**What this task involves**. Pictures aside, repeat every entry exactly.

**Available records**.
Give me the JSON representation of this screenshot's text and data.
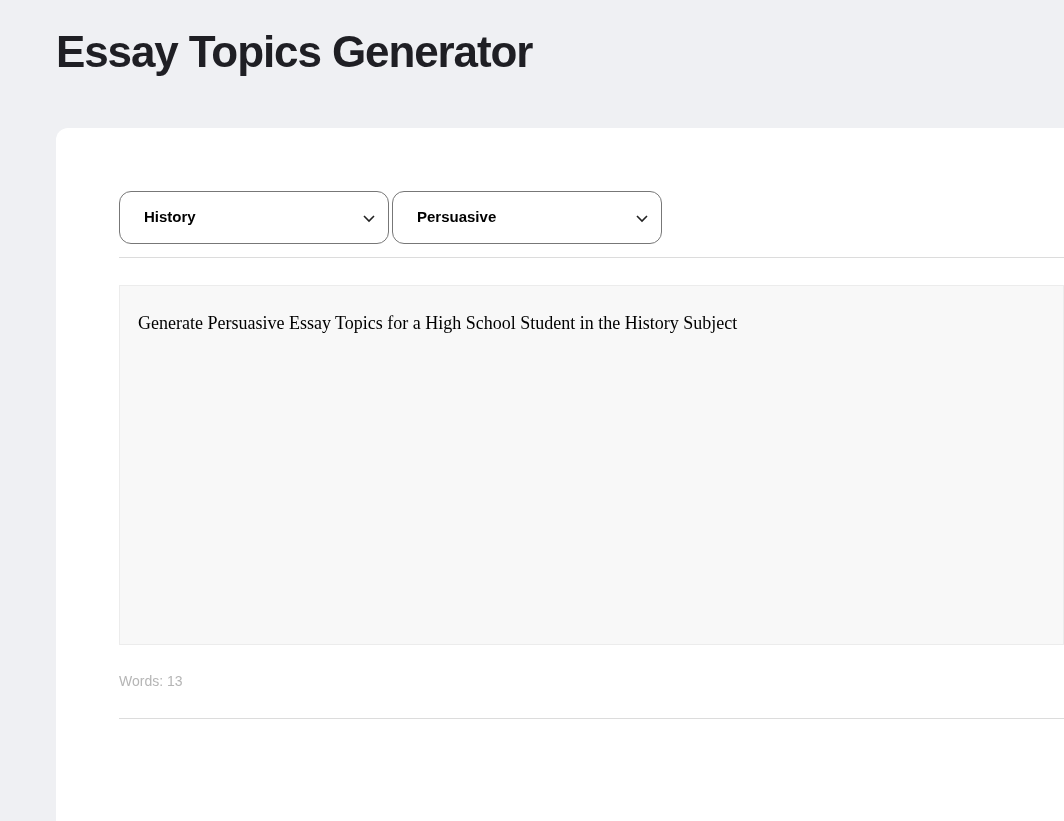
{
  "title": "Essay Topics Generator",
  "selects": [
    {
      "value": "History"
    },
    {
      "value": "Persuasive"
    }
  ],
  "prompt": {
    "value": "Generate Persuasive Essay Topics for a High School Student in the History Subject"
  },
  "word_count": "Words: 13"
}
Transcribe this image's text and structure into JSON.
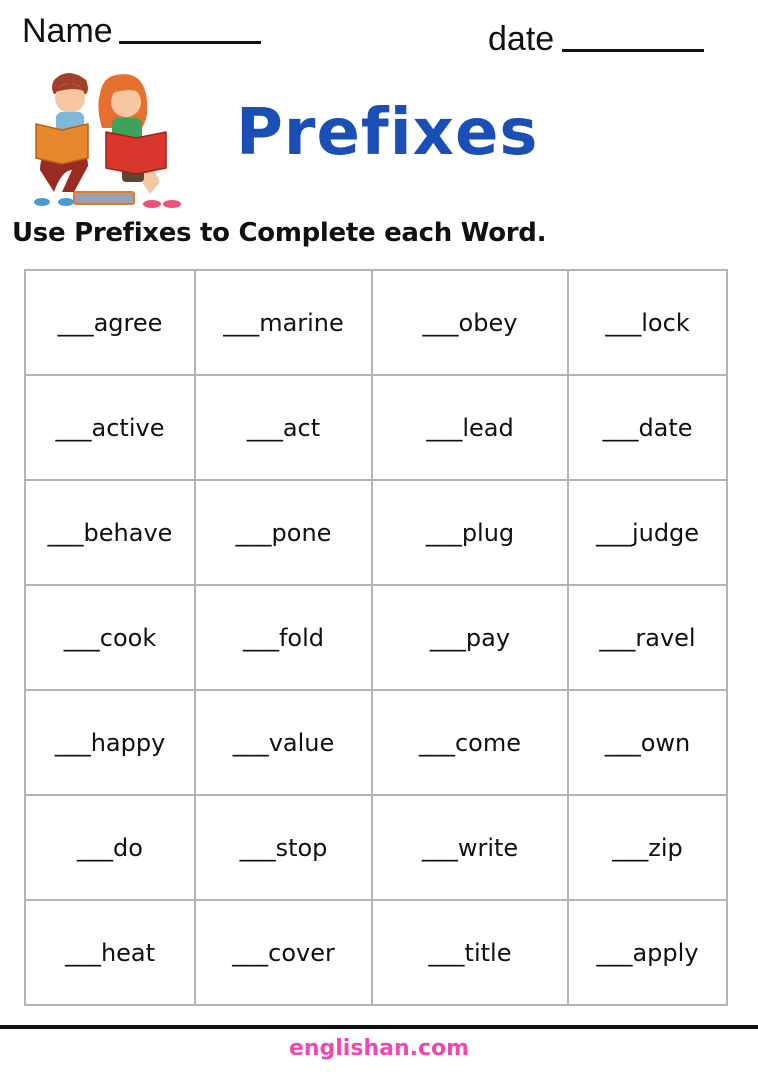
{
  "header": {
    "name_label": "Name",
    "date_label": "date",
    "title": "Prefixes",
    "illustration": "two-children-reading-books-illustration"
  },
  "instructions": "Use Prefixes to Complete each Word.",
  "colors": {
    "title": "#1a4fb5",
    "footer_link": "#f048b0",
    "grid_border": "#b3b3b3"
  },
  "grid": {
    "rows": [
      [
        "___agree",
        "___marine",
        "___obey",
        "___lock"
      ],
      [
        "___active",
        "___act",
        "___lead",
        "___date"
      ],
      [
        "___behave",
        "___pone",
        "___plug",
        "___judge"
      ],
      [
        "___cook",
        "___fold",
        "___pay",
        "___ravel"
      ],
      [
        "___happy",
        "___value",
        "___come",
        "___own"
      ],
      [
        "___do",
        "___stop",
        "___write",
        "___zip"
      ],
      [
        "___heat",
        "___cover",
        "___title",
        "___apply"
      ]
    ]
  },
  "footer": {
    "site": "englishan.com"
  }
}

**Written answer**.
Give me the JSON representation of this screenshot's text and data.
{
  "title": "Essay Topics Generator",
  "selects": [
    {
      "value": "History"
    },
    {
      "value": "Persuasive"
    }
  ],
  "prompt": {
    "value": "Generate Persuasive Essay Topics for a High School Student in the History Subject"
  },
  "word_count": "Words: 13"
}
Transcribe this image's text and structure into JSON.
{
  "header": {
    "name_label": "Name",
    "date_label": "date",
    "title": "Prefixes",
    "illustration": "two-children-reading-books-illustration"
  },
  "instructions": "Use Prefixes to Complete each Word.",
  "colors": {
    "title": "#1a4fb5",
    "footer_link": "#f048b0",
    "grid_border": "#b3b3b3"
  },
  "grid": {
    "rows": [
      [
        "___agree",
        "___marine",
        "___obey",
        "___lock"
      ],
      [
        "___active",
        "___act",
        "___lead",
        "___date"
      ],
      [
        "___behave",
        "___pone",
        "___plug",
        "___judge"
      ],
      [
        "___cook",
        "___fold",
        "___pay",
        "___ravel"
      ],
      [
        "___happy",
        "___value",
        "___come",
        "___own"
      ],
      [
        "___do",
        "___stop",
        "___write",
        "___zip"
      ],
      [
        "___heat",
        "___cover",
        "___title",
        "___apply"
      ]
    ]
  },
  "footer": {
    "site": "englishan.com"
  }
}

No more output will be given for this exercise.